#### Written exercise
List each line of the data in which the string "JSON" appears.

————

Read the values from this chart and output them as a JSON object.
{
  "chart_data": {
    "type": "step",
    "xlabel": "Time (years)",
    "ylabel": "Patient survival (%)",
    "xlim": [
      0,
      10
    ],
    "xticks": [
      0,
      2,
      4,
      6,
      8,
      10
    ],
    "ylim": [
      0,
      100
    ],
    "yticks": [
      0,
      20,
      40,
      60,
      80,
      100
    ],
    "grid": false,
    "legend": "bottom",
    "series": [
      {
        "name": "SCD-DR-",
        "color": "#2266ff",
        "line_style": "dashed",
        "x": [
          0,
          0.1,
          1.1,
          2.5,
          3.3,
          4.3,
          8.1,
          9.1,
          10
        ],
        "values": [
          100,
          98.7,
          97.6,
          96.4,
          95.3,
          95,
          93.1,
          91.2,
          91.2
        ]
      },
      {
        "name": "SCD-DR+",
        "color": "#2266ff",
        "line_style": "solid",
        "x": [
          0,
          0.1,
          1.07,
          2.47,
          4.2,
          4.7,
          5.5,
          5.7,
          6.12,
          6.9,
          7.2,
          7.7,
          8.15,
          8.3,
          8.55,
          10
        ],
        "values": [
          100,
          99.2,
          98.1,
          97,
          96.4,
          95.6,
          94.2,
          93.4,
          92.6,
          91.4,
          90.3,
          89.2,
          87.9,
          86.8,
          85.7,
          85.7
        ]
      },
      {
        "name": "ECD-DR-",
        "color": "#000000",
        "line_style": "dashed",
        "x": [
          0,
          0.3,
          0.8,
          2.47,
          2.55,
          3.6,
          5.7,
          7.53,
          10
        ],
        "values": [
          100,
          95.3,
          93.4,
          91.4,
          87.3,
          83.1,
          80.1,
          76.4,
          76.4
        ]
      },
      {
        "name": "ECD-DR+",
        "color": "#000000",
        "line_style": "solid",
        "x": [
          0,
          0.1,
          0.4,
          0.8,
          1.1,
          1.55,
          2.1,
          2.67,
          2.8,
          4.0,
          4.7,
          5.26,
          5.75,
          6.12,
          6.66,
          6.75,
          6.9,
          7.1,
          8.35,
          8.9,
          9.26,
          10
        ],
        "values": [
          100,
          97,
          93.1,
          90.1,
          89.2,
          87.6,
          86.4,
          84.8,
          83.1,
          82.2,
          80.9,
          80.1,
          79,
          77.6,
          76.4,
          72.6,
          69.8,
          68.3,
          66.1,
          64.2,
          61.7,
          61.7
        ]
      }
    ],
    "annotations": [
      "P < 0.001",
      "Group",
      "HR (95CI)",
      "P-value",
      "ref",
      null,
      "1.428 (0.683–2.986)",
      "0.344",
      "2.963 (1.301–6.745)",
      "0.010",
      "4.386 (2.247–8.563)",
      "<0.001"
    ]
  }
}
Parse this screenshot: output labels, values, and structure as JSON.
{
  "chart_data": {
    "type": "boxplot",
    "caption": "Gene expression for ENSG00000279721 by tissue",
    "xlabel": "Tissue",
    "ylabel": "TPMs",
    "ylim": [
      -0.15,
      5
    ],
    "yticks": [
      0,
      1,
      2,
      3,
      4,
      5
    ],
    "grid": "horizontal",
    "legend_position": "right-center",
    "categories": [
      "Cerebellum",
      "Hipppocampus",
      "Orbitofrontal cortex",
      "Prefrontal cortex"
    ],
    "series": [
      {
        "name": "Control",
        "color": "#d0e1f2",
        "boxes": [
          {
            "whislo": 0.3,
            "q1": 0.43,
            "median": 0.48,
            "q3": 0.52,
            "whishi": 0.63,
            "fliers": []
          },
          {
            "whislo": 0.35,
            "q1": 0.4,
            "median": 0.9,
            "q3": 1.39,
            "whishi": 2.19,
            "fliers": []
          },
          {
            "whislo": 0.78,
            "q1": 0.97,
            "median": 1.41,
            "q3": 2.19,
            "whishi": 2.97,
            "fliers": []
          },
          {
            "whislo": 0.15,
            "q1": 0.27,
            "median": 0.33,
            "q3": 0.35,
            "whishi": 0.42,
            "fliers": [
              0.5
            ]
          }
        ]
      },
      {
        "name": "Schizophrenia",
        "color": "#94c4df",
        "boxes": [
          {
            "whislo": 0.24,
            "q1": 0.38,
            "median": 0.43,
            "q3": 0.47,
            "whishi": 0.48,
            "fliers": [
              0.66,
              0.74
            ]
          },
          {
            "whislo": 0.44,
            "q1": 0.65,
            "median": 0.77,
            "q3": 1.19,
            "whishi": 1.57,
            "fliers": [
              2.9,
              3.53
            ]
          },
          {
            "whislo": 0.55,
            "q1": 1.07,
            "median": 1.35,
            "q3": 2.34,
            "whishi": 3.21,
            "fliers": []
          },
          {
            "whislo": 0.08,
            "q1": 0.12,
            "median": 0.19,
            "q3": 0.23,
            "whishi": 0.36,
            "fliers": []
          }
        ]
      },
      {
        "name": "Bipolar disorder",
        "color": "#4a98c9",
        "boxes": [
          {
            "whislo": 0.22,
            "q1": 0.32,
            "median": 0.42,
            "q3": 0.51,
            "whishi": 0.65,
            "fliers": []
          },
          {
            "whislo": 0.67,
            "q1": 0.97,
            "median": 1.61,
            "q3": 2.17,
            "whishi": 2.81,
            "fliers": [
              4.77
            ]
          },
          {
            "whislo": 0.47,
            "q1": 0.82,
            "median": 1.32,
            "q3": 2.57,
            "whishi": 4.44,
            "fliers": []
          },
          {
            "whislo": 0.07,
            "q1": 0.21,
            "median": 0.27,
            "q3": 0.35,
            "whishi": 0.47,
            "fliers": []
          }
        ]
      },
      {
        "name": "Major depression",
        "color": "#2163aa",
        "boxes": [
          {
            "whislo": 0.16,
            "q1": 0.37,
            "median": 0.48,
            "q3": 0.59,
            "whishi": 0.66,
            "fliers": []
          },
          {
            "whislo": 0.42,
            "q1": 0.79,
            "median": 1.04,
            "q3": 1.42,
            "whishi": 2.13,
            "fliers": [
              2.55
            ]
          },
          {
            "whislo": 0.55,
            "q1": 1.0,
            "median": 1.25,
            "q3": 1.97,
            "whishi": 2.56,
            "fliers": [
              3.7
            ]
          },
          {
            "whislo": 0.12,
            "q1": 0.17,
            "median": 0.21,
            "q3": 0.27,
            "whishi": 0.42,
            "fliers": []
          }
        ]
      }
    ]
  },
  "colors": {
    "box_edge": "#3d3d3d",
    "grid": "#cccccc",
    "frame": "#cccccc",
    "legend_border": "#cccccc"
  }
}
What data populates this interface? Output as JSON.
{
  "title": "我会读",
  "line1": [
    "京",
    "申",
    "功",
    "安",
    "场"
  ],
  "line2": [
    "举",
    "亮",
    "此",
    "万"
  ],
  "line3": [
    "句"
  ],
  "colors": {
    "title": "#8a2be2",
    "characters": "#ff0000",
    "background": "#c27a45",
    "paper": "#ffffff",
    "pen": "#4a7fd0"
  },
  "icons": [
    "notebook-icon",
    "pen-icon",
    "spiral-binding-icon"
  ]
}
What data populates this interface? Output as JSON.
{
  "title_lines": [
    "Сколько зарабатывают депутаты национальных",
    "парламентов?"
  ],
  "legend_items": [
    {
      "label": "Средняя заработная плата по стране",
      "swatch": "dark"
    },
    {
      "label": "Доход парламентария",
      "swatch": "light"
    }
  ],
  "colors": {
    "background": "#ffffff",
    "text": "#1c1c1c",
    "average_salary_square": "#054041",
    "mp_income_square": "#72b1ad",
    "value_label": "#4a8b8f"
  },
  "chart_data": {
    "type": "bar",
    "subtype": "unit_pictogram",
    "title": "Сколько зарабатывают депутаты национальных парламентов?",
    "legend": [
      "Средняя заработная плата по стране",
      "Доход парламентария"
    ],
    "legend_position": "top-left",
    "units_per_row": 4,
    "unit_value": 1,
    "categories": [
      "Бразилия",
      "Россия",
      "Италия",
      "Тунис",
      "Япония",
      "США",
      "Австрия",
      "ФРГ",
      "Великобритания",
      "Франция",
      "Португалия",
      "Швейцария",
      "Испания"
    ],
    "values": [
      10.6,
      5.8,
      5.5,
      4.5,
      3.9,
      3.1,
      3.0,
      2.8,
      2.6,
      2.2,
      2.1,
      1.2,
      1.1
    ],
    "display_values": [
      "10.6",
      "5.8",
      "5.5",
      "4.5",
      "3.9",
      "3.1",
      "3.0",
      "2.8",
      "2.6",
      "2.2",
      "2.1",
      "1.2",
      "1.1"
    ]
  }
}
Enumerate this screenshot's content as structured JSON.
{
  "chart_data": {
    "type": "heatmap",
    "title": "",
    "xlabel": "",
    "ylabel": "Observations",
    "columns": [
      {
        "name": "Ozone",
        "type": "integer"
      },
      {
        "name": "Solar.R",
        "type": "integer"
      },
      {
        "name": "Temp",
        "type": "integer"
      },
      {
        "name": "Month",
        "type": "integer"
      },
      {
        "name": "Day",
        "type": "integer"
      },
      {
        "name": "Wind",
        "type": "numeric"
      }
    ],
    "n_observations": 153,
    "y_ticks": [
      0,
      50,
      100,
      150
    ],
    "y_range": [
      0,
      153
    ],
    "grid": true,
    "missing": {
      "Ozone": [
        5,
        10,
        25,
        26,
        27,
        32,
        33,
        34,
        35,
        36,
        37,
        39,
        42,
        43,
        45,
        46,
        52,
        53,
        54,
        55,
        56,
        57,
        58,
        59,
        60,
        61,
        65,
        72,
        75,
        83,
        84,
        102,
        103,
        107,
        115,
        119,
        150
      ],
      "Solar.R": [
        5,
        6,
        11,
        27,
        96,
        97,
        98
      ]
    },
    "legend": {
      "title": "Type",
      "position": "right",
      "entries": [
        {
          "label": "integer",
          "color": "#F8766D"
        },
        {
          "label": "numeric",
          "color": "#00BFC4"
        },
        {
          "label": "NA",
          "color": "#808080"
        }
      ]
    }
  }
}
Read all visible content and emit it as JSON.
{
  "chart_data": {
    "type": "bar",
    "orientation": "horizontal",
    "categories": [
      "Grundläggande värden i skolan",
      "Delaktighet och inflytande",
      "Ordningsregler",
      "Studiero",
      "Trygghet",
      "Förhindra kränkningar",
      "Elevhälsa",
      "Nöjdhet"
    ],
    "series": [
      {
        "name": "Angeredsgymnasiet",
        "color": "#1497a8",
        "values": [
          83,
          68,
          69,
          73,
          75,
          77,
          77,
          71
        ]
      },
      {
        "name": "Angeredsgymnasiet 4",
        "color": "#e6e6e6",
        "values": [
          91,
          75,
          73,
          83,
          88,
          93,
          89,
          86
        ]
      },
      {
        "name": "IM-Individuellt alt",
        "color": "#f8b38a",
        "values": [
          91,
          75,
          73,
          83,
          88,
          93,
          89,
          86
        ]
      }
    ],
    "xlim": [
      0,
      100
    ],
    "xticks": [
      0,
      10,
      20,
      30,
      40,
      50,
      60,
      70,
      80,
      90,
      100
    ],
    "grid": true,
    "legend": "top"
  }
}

————

#### Exercise output
Read the values from this chart and output them as a JSON object.
Parse this screenshot: output labels, values, and structure as JSON.
What data populates this interface? Output as JSON.
What data populates this interface? Output as JSON.
Enumerate this screenshot's content as structured JSON.
Read all visible content and emit it as JSON.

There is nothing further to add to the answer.